_What is needed_:
For each line of the data below that holds "took", copy the line.

_Source data_:
+--
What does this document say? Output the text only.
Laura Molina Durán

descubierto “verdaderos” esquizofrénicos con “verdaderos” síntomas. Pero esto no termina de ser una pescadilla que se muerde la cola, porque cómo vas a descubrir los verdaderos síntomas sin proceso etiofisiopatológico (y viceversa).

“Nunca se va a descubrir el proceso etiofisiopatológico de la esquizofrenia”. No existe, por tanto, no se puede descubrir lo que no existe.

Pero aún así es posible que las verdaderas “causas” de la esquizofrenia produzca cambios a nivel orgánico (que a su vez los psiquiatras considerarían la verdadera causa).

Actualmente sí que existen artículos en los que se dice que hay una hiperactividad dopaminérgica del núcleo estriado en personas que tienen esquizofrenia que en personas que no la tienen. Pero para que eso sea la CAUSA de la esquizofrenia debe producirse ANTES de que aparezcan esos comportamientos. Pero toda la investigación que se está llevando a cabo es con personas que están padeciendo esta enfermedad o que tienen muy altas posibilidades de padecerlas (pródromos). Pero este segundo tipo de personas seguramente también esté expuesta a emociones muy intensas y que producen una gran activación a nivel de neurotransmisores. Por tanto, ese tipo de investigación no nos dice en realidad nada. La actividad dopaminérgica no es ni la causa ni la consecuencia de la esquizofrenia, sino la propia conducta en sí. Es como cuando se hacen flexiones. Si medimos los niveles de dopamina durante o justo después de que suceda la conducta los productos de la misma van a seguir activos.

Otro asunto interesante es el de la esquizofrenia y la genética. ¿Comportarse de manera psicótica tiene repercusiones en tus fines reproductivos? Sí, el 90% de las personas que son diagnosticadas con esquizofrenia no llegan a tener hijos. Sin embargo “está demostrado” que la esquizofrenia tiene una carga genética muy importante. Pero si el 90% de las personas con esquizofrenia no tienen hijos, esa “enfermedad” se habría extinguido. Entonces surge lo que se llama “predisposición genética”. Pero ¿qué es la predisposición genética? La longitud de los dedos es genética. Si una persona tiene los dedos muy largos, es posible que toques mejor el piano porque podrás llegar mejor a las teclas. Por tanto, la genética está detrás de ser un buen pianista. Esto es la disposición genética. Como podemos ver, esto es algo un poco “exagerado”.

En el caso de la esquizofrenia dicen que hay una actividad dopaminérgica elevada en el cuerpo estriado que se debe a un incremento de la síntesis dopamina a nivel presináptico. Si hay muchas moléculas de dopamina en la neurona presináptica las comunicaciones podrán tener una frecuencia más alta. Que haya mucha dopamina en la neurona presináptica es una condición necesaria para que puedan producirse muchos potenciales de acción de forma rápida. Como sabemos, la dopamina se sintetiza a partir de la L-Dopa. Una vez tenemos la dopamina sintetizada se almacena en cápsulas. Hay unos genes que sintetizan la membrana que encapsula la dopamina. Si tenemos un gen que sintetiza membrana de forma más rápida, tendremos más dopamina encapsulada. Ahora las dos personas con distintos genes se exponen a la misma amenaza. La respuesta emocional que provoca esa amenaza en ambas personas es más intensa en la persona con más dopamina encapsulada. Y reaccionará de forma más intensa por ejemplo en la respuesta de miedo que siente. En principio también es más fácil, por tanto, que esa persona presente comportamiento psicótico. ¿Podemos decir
+--
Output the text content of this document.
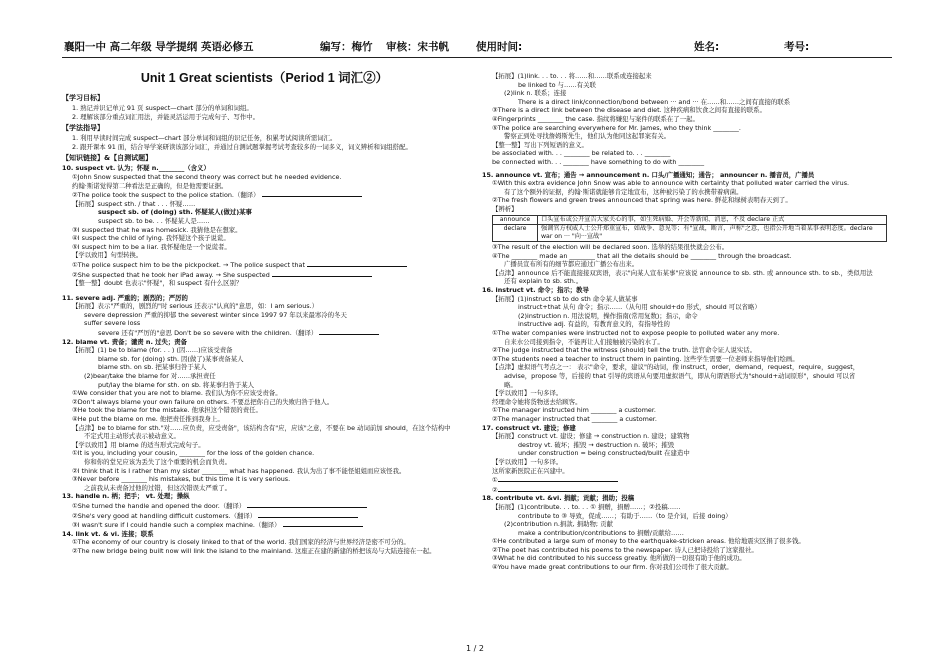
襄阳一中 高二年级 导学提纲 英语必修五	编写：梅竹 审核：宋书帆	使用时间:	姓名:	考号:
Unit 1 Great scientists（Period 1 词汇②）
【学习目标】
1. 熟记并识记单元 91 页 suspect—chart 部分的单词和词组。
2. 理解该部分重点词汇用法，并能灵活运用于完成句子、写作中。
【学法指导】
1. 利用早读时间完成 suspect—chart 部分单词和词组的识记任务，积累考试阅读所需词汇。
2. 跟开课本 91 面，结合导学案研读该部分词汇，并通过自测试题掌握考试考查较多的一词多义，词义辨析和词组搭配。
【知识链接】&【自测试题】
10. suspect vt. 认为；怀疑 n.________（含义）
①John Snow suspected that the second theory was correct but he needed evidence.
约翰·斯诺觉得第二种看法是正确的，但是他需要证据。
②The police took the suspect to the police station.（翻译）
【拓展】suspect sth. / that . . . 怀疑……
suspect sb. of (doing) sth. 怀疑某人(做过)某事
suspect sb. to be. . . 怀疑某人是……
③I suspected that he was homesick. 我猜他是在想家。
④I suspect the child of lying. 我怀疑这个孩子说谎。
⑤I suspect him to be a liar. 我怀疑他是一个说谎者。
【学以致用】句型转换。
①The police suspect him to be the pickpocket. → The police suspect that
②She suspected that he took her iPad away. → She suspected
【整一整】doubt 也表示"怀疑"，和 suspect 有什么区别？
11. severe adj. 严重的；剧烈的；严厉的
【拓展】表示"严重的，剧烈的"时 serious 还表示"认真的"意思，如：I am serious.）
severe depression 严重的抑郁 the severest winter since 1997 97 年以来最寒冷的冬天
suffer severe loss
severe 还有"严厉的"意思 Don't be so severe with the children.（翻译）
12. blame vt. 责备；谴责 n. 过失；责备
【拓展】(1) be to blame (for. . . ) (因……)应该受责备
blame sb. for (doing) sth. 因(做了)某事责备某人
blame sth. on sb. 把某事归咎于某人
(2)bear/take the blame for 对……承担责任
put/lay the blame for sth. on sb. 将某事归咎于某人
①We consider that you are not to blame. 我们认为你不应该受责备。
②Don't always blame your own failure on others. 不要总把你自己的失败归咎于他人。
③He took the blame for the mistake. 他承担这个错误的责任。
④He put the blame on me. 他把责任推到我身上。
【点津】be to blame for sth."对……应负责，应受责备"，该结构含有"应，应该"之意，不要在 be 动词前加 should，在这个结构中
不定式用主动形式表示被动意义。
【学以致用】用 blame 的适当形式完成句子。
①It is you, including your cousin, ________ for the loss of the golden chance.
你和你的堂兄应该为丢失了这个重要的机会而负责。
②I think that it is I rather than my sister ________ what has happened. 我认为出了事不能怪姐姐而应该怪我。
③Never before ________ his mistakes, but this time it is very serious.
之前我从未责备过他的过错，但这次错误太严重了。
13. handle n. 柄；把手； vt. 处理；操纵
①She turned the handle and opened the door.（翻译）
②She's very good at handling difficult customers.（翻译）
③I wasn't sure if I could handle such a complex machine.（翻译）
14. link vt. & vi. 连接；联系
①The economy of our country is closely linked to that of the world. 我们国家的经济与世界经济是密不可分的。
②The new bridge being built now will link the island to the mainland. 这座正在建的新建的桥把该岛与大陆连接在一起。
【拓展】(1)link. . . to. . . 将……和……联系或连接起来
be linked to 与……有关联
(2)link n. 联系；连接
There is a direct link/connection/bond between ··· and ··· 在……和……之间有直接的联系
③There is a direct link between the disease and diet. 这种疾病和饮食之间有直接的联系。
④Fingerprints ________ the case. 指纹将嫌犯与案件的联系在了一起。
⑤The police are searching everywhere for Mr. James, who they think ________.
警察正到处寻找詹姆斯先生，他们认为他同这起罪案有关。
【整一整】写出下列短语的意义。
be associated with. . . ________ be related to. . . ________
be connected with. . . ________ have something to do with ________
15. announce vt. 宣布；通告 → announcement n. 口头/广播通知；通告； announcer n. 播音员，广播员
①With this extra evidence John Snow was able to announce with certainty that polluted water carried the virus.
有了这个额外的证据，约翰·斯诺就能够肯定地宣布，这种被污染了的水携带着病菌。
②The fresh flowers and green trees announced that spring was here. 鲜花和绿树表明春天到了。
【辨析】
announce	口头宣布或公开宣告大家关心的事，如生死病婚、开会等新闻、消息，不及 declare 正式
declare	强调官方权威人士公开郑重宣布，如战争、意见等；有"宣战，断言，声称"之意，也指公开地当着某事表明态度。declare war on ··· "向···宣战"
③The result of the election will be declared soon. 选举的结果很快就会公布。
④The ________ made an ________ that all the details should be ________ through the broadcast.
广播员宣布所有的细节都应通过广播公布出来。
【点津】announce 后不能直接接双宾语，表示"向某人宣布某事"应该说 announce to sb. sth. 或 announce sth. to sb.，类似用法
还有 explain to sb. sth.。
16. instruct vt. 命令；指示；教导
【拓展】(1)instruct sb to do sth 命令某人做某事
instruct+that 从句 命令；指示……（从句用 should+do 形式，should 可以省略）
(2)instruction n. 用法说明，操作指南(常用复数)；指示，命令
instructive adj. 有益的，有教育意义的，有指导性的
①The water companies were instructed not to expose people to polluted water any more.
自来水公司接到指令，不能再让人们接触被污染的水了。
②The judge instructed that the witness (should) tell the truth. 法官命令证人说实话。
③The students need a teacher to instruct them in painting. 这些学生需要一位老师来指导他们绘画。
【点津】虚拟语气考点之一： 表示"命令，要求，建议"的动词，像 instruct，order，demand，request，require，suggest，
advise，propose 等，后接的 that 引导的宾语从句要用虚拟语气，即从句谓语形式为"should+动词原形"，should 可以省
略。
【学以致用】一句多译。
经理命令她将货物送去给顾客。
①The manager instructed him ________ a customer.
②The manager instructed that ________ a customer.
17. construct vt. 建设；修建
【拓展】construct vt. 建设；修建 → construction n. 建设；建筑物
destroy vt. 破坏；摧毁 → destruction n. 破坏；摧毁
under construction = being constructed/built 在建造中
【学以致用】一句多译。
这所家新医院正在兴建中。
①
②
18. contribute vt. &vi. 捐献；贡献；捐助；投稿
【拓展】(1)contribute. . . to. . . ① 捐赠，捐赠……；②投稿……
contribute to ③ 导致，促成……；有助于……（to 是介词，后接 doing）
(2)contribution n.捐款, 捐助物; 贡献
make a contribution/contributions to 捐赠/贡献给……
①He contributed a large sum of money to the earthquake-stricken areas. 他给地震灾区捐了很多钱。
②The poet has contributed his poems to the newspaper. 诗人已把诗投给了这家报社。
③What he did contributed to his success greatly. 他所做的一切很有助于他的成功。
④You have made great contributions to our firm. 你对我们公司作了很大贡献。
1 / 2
+--
_Expected answer_:
②The police took the suspect to the police station.（翻译）
②She suspected that he took her iPad away. → She suspected
③He took the blame for the mistake. 他承担这个错误的责任。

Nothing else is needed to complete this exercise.